◆ **WORK REQUIRED**
Compute how many lines in the records below contain the string "Nouveau" and give that number without other output.

◆ **Recorded data**
────────────────
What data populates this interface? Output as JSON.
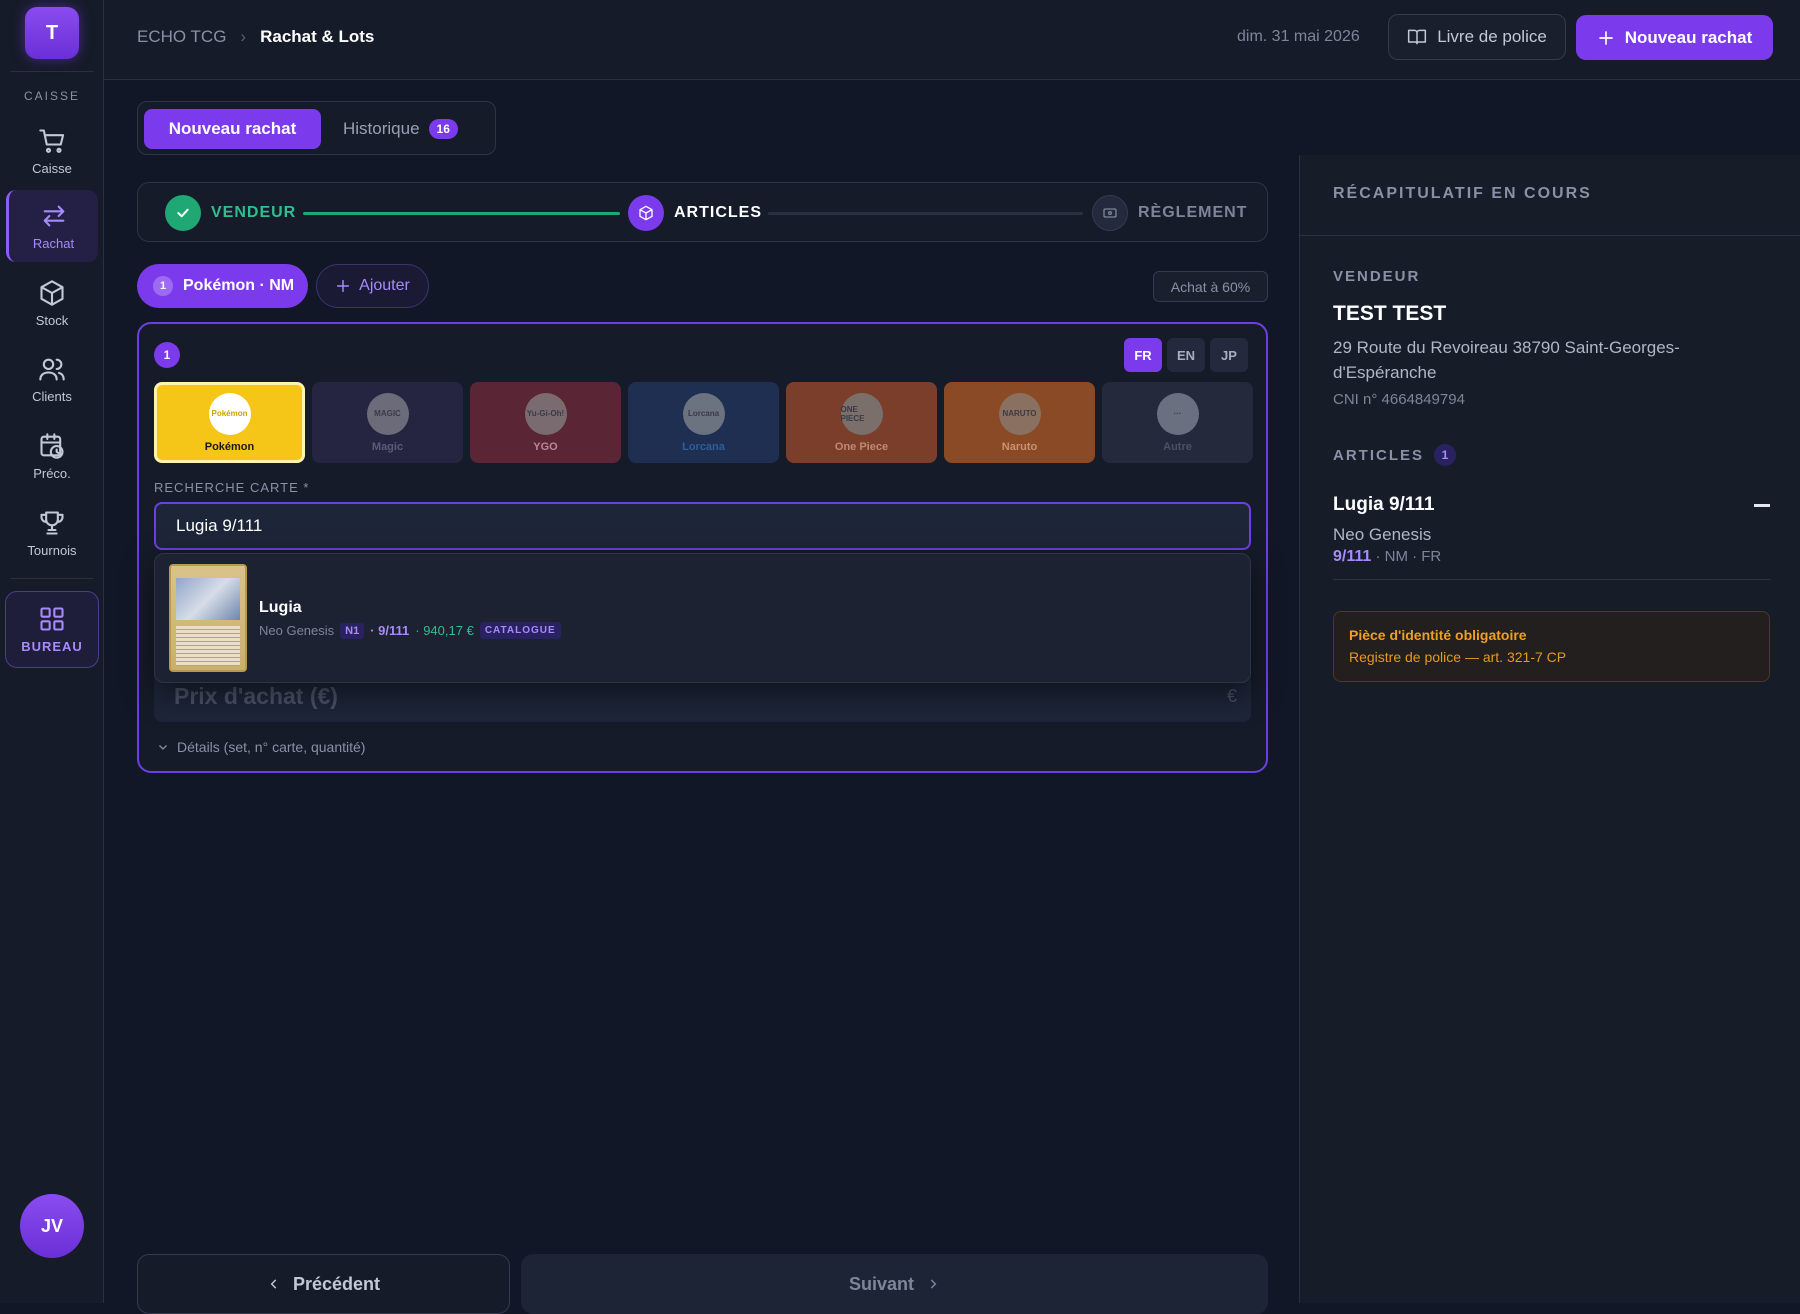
{
  "sidebar": {
    "logo": "T",
    "section": "CAISSE",
    "items": [
      {
        "label": "Caisse",
        "icon": "cart-icon"
      },
      {
        "label": "Rachat",
        "icon": "swap-icon"
      },
      {
        "label": "Stock",
        "icon": "box-icon"
      },
      {
        "label": "Clients",
        "icon": "users-icon"
      },
      {
        "label": "Préco.",
        "icon": "calendar-clock-icon"
      },
      {
        "label": "Tournois",
        "icon": "trophy-icon"
      }
    ],
    "bureau": "BUREAU",
    "avatar": "JV"
  },
  "header": {
    "crumb_root": "ECHO TCG",
    "crumb_sep": "›",
    "crumb_current": "Rachat & Lots",
    "date": "dim. 31 mai 2026",
    "police_label": "Livre de police",
    "new_label": "Nouveau rachat"
  },
  "tabs": {
    "new": "Nouveau rachat",
    "history": "Historique",
    "history_count": "16"
  },
  "stepper": {
    "step1": "VENDEUR",
    "step2": "ARTICLES",
    "step3": "RÈGLEMENT"
  },
  "lot": {
    "chip_num": "1",
    "chip_label": "Pokémon · NM",
    "add_label": "Ajouter",
    "rate": "Achat à 60%"
  },
  "card": {
    "num": "1",
    "langs": [
      "FR",
      "EN",
      "JP"
    ],
    "games": [
      {
        "label": "Pokémon",
        "icon_text": "Pokémon",
        "bg": "#f5c518",
        "fg": "#1a1a1a",
        "ico_bg": "#ffffff"
      },
      {
        "label": "Magic",
        "icon_text": "MAGIC",
        "bg": "#252541",
        "fg": "#5c5a78",
        "ico_bg": "#6b6b7a"
      },
      {
        "label": "YGO",
        "icon_text": "Yu-Gi-Oh!",
        "bg": "#5a2535",
        "fg": "#b88896",
        "ico_bg": "#7a6b70"
      },
      {
        "label": "Lorcana",
        "icon_text": "Lorcana",
        "bg": "#1f2f52",
        "fg": "#2f5d9a",
        "ico_bg": "#6b7280"
      },
      {
        "label": "One Piece",
        "icon_text": "ONE PIECE",
        "bg": "#7a3e2a",
        "fg": "#c08a72",
        "ico_bg": "#7a6f6a"
      },
      {
        "label": "Naruto",
        "icon_text": "NARUTO",
        "bg": "#8a4a25",
        "fg": "#c99270",
        "ico_bg": "#8a7060"
      },
      {
        "label": "Autre",
        "icon_text": "···",
        "bg": "#242a3b",
        "fg": "#4a5166",
        "ico_bg": "#6b7080"
      }
    ],
    "search_label": "RECHERCHE CARTE *",
    "search_value": "Lugia 9/111",
    "price_placeholder": "Prix d'achat (€)",
    "price_unit": "€",
    "details": "Détails (set, n° carte, quantité)"
  },
  "result": {
    "name": "Lugia",
    "set": "Neo Genesis",
    "tag": "N1",
    "number": "· 9/111",
    "price": "· 940,17 €",
    "source": "CATALOGUE"
  },
  "footer": {
    "prev": "Précédent",
    "next": "Suivant"
  },
  "summary": {
    "title": "RÉCAPITULATIF EN COURS",
    "vendor_h": "VENDEUR",
    "vendor_name": "TEST TEST",
    "vendor_addr": "29 Route du Revoireau 38790 Saint-Georges-d'Espéranche",
    "vendor_cni": "CNI n° 4664849794",
    "articles_h": "ARTICLES",
    "articles_count": "1",
    "item_name": "Lugia 9/111",
    "item_set": "Neo Genesis",
    "item_num": "9/111",
    "item_cond": "· NM · FR",
    "warn_title": "Pièce d'identité obligatoire",
    "warn_sub": "Registre de police — art. 321-7 CP"
  }
}
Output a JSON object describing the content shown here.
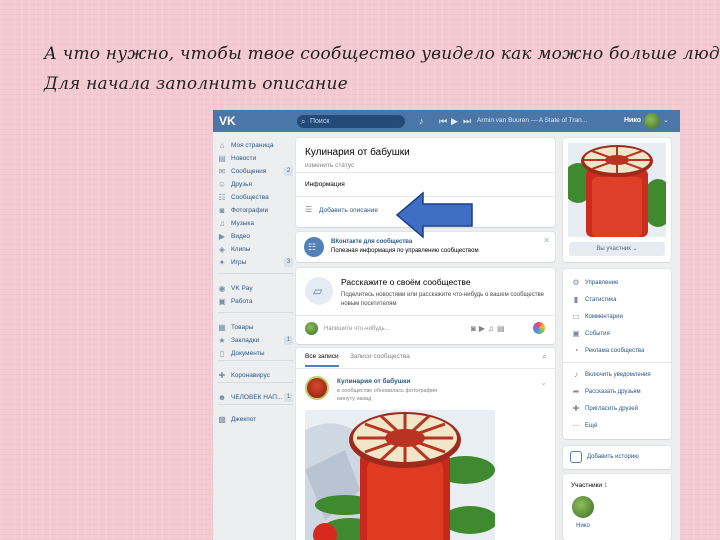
{
  "caption": {
    "line1": "А что нужно, чтобы твое сообщество увидело как можно больше людей?",
    "line2": "Для начала заполнить описание"
  },
  "topbar": {
    "logo": "VK",
    "search_placeholder": "Поиск",
    "track": "Armin van Buuren — A State of Tran...",
    "user_name": "Нико"
  },
  "sidebar": {
    "items": [
      {
        "label": "Моя страница",
        "icon": "home-icon",
        "glyph": "⌂"
      },
      {
        "label": "Новости",
        "icon": "news-icon",
        "glyph": "▤"
      },
      {
        "label": "Сообщения",
        "icon": "messages-icon",
        "glyph": "✉",
        "count": "2"
      },
      {
        "label": "Друзья",
        "icon": "friends-icon",
        "glyph": "☺"
      },
      {
        "label": "Сообщества",
        "icon": "groups-icon",
        "glyph": "☷"
      },
      {
        "label": "Фотографии",
        "icon": "photos-icon",
        "glyph": "◙"
      },
      {
        "label": "Музыка",
        "icon": "music-icon",
        "glyph": "♫"
      },
      {
        "label": "Видео",
        "icon": "video-icon",
        "glyph": "▶"
      },
      {
        "label": "Клипы",
        "icon": "clips-icon",
        "glyph": "◈"
      },
      {
        "label": "Игры",
        "icon": "games-icon",
        "glyph": "✦",
        "count": "3"
      },
      {
        "label": "VK Pay",
        "icon": "vkpay-icon",
        "glyph": "◉"
      },
      {
        "label": "Работа",
        "icon": "work-icon",
        "glyph": "▣"
      },
      {
        "label": "Товары",
        "icon": "goods-icon",
        "glyph": "▦"
      },
      {
        "label": "Закладки",
        "icon": "bookmarks-icon",
        "glyph": "★",
        "count": "1"
      },
      {
        "label": "Документы",
        "icon": "documents-icon",
        "glyph": "▯"
      },
      {
        "label": "Коронавирус",
        "icon": "coronavirus-icon",
        "glyph": "✚"
      },
      {
        "label": "ЧЕЛОВЕК НАП...",
        "icon": "app-icon",
        "glyph": "☻",
        "count": "1"
      },
      {
        "label": "Джекпот",
        "icon": "jackpot-icon",
        "glyph": "▩"
      }
    ]
  },
  "group": {
    "title": "Кулинария от бабушки",
    "status": "изменить статус",
    "info_label": "Информация",
    "add_description": "Добавить описание"
  },
  "notice": {
    "title": "ВКонтакте для сообщества",
    "text": "Полезная информация по управлению сообществом"
  },
  "tell": {
    "title": "Расскажите о своём сообществе",
    "text": "Поделитесь новостями или расскажите что-нибудь о вашем сообществе новым посетителям",
    "composer_placeholder": "Напишите что-нибудь..."
  },
  "feed": {
    "tab_all": "Все записи",
    "tab_community": "Записи сообщества",
    "post": {
      "author": "Кулинария от бабушки",
      "action": "в сообществе обновилась фотография",
      "time": "минуту назад"
    }
  },
  "cover": {
    "member_button": "Вы участник ⌄"
  },
  "menu": {
    "items": [
      {
        "label": "Управление",
        "icon": "settings-icon",
        "glyph": "⚙"
      },
      {
        "label": "Статистика",
        "icon": "statistics-icon",
        "glyph": "▮"
      },
      {
        "label": "Комментарии",
        "icon": "comments-icon",
        "glyph": "▭"
      },
      {
        "label": "События",
        "icon": "events-icon",
        "glyph": "▣"
      },
      {
        "label": "Реклама сообщества",
        "icon": "advertising-icon",
        "glyph": "◔"
      },
      {
        "label": "Включить уведомления",
        "icon": "bell-icon",
        "glyph": "♪"
      },
      {
        "label": "Рассказать друзьям",
        "icon": "share-icon",
        "glyph": "➦"
      },
      {
        "label": "Пригласить друзей",
        "icon": "invite-icon",
        "glyph": "✚"
      },
      {
        "label": "Ещё",
        "icon": "more-icon",
        "glyph": "⋯"
      }
    ]
  },
  "story": {
    "label": "Добавить историю"
  },
  "members": {
    "label": "Участники",
    "count": "1",
    "name": "Нико"
  },
  "colors": {
    "brand": "#4a76a8",
    "link": "#2a5885",
    "arrow": "#3f6fc4",
    "slide_background": "#f3c9d2"
  }
}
────────────────
◆ **SOLUTION**
2